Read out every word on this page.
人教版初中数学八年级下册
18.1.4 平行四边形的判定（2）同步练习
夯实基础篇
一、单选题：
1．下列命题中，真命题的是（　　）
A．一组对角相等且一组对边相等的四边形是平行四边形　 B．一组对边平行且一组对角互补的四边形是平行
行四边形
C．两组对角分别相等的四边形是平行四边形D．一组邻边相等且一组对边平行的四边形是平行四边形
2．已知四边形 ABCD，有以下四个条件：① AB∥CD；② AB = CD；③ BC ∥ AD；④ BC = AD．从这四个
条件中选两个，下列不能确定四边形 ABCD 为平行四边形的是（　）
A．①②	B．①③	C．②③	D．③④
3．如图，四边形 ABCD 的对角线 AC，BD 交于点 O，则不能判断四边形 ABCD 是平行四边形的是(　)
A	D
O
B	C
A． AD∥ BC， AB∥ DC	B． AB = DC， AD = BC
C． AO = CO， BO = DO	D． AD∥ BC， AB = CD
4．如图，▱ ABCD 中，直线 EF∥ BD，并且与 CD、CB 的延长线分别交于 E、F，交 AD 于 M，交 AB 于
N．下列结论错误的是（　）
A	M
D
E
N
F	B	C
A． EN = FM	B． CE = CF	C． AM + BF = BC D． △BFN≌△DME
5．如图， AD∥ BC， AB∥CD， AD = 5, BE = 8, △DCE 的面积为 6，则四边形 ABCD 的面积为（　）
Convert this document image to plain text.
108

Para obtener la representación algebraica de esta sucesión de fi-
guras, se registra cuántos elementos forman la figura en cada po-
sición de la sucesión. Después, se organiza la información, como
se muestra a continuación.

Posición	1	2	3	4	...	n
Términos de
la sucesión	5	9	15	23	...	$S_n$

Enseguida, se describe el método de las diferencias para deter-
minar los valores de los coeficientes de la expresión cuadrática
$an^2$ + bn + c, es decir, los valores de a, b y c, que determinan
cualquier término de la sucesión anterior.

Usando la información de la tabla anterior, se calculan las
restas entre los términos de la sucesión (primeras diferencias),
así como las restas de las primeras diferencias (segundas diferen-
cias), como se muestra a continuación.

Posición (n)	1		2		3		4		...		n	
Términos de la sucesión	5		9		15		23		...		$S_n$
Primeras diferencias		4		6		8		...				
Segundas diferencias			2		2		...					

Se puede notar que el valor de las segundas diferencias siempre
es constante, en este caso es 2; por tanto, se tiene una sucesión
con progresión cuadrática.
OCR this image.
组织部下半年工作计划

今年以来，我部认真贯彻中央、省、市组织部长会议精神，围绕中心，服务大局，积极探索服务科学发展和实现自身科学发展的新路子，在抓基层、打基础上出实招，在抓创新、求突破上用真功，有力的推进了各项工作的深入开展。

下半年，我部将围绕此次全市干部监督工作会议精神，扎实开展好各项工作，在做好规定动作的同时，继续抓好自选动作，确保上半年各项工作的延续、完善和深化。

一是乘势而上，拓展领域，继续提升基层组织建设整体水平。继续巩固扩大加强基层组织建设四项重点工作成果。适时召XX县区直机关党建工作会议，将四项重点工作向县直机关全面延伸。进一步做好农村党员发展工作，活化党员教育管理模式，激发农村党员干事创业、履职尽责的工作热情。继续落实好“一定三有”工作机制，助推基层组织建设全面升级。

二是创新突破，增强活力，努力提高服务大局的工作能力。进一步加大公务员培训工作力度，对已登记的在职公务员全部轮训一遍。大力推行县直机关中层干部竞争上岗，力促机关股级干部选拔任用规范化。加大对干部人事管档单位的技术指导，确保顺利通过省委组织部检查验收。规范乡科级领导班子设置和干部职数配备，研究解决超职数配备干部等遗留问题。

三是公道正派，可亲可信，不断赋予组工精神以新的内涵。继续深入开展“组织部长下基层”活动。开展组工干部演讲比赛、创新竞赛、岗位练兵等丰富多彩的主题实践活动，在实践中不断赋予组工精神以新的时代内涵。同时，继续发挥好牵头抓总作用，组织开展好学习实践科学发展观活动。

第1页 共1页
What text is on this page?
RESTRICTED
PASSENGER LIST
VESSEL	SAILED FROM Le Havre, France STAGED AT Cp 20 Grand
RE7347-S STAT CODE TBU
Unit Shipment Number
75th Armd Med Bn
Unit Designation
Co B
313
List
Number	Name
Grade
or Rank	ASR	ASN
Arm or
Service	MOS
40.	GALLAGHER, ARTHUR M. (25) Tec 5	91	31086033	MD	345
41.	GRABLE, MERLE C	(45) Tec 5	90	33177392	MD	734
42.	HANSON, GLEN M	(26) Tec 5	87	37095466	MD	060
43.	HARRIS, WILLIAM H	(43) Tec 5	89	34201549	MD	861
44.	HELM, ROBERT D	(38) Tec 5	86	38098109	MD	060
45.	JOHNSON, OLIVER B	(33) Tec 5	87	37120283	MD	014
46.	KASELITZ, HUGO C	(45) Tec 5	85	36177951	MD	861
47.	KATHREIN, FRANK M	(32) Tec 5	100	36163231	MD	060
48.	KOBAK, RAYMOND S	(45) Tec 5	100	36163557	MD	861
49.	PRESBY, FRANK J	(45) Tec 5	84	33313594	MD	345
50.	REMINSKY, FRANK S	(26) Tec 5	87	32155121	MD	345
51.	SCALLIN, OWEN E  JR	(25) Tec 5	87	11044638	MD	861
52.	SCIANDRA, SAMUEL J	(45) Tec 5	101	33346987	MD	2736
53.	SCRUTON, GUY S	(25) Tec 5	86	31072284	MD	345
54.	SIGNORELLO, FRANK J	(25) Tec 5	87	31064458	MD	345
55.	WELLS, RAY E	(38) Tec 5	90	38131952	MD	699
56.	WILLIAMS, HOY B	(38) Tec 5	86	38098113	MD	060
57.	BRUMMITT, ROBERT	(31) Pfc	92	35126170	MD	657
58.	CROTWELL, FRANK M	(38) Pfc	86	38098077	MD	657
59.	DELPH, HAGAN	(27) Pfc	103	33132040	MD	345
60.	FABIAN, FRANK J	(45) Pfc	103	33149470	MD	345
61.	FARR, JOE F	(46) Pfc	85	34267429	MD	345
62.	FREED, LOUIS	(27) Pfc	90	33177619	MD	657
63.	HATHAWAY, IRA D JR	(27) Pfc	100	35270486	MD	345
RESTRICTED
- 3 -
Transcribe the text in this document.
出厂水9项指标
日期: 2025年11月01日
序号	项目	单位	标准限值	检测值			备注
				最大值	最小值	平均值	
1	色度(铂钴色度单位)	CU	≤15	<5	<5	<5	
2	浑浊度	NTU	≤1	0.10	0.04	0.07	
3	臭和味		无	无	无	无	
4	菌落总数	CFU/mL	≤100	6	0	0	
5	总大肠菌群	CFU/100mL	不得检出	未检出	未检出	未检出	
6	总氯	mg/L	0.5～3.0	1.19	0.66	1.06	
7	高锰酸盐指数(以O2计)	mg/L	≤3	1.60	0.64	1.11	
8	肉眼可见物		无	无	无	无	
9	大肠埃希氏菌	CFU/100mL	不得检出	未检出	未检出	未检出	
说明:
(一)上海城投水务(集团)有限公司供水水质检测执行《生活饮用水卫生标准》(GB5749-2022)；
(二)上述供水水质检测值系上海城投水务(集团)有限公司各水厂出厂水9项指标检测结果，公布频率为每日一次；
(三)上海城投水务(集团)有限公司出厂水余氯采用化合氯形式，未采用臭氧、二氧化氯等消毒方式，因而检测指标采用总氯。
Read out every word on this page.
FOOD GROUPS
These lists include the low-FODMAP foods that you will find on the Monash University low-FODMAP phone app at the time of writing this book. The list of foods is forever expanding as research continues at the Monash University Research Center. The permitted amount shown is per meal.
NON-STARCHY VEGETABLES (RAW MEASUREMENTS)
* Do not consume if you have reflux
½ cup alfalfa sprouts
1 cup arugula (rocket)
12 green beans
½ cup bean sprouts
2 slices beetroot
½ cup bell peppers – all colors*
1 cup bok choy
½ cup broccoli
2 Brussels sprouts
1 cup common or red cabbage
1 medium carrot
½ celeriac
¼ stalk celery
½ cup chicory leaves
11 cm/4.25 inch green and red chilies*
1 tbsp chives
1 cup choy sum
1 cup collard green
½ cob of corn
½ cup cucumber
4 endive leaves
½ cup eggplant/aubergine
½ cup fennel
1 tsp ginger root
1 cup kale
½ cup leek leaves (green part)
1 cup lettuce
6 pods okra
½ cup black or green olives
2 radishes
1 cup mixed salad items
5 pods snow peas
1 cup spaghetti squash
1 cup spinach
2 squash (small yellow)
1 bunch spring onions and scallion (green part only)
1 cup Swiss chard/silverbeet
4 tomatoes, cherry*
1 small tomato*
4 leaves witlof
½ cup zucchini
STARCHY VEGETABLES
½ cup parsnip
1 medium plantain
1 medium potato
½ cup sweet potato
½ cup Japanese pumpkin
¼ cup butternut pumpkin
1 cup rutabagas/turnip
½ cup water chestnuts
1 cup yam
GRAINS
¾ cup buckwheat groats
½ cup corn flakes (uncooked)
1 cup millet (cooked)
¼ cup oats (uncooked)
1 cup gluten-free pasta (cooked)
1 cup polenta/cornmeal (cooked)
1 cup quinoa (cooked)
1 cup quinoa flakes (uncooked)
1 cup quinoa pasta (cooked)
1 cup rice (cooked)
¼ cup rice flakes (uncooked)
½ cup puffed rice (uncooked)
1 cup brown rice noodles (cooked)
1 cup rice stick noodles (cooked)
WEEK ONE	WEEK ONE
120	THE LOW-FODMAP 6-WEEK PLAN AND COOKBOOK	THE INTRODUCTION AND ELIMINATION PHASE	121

==*==

### REQUIRED TASK
Copy out every line from the material above in which the word "cuadrática" appears.

### CORRECT RESULT
minar los valores de los coeficientes de la expresión cuadrática
con progresión cuadrática.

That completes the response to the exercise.